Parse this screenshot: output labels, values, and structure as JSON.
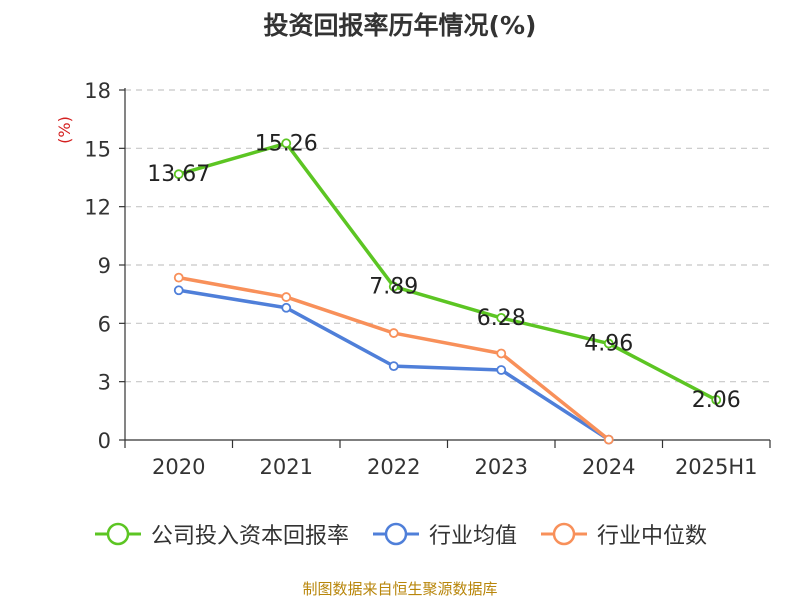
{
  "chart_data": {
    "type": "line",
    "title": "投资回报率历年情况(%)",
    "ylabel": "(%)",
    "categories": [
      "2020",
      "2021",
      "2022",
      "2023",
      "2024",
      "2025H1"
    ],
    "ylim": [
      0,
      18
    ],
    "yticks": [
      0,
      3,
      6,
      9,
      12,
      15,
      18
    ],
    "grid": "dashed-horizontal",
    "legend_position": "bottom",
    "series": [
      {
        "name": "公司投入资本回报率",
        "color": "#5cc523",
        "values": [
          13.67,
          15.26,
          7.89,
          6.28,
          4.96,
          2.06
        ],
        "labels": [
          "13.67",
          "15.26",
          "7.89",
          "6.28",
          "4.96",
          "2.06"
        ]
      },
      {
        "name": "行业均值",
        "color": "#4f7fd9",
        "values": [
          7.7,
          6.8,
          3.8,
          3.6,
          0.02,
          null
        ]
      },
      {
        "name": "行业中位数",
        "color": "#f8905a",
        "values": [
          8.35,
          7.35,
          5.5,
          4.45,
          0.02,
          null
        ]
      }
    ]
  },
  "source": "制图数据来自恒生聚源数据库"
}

**Short problem**
Write out each line of the data that holds the string "labels".

**Answer to the task**
Parse this screenshot: output labels, values, and structure as JSON.
        "labels": [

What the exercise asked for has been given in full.